> Short exercise: Identify all lines of the data containing the string "Selection" and copy them.

> Input data:
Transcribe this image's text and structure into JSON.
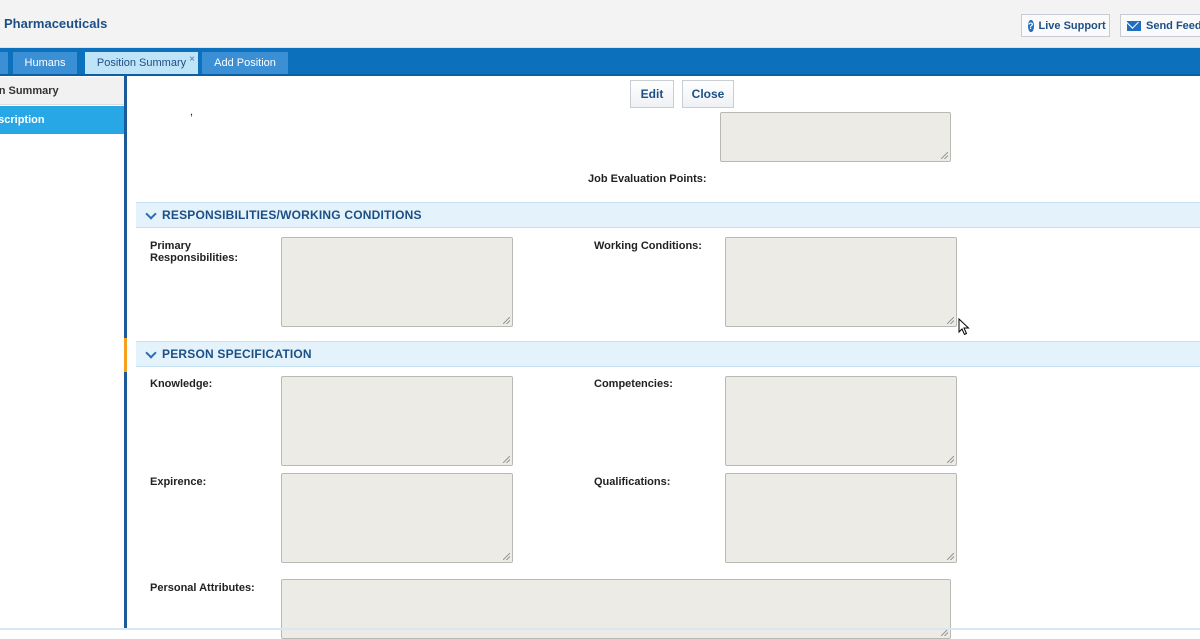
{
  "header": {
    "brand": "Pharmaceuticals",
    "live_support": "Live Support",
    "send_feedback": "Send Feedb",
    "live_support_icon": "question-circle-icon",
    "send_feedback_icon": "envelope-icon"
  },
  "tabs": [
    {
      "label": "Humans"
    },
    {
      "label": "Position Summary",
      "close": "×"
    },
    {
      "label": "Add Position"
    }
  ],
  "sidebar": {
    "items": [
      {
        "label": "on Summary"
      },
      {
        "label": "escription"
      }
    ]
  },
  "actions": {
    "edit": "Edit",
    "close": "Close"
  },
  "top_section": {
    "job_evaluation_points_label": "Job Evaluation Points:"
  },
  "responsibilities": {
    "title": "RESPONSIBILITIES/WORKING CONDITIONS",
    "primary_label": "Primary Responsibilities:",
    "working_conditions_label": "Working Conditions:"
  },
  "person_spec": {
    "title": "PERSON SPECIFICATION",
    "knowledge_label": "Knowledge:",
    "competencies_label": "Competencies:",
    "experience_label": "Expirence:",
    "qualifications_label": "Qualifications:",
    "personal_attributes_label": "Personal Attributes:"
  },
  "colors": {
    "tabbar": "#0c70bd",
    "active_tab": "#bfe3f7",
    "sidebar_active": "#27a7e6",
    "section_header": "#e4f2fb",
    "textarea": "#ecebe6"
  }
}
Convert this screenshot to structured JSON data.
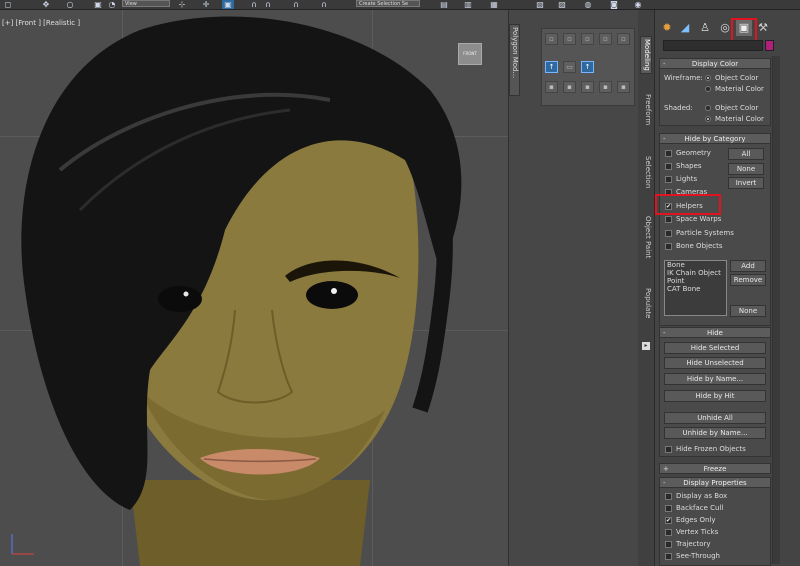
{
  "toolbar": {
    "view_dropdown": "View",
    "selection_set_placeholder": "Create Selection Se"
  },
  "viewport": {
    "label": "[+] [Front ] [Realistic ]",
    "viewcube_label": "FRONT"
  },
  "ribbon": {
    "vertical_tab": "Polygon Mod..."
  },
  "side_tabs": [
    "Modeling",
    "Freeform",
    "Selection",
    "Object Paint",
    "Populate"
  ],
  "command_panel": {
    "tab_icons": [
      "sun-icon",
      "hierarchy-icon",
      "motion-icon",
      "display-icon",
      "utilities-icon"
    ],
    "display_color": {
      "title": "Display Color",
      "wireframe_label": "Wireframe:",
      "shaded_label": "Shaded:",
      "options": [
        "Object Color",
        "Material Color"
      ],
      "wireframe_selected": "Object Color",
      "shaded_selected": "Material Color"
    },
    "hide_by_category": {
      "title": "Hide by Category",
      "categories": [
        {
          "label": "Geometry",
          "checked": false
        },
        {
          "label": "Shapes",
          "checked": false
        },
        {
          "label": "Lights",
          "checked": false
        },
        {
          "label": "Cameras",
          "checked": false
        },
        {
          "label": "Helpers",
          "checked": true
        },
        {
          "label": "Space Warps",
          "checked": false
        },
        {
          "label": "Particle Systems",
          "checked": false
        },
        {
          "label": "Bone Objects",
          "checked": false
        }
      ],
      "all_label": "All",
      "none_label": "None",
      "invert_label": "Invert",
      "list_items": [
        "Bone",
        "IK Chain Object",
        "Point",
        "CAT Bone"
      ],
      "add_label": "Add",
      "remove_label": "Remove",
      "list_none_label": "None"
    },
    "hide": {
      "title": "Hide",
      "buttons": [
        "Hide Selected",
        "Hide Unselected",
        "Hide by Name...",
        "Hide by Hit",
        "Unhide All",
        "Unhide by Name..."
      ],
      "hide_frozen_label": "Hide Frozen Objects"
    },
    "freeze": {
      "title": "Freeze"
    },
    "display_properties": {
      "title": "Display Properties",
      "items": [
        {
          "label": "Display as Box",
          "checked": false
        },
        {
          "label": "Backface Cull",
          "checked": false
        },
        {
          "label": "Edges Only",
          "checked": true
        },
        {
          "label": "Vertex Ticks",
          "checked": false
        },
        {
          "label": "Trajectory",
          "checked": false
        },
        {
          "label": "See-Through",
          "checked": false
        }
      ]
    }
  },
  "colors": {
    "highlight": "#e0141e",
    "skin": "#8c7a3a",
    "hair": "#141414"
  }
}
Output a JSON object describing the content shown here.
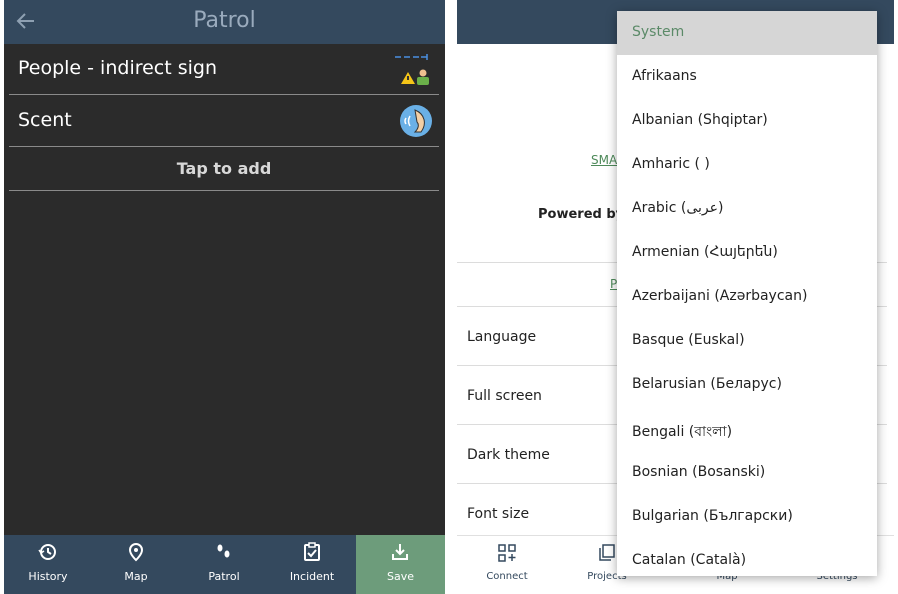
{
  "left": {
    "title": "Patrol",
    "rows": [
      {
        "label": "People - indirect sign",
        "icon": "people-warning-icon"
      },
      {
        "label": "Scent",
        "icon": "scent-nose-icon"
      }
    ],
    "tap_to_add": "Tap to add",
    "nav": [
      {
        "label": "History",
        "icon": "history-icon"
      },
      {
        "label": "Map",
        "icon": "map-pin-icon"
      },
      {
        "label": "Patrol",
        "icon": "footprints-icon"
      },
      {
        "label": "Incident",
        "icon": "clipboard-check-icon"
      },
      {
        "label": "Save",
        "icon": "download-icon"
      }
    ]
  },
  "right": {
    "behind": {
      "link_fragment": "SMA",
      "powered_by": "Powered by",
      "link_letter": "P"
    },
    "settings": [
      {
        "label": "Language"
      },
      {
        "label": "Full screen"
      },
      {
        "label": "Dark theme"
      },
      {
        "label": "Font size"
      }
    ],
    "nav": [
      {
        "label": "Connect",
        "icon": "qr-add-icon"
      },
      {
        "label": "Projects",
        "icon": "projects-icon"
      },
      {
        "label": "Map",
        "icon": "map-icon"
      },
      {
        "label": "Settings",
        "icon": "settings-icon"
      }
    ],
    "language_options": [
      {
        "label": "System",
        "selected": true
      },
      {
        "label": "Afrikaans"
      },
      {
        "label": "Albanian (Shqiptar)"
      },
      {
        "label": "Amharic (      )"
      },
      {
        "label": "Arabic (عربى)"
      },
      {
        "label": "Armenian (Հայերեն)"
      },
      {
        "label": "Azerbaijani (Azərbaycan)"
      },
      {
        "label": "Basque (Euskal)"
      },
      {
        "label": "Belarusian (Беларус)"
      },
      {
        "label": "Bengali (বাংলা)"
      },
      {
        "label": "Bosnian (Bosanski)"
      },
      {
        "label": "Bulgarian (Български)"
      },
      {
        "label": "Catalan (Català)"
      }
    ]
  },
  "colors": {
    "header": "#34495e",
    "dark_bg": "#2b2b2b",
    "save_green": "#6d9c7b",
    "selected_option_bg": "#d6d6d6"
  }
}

> Finished answer:
    "selection_set_placeholder": "Create Selection Se"
    "Selection",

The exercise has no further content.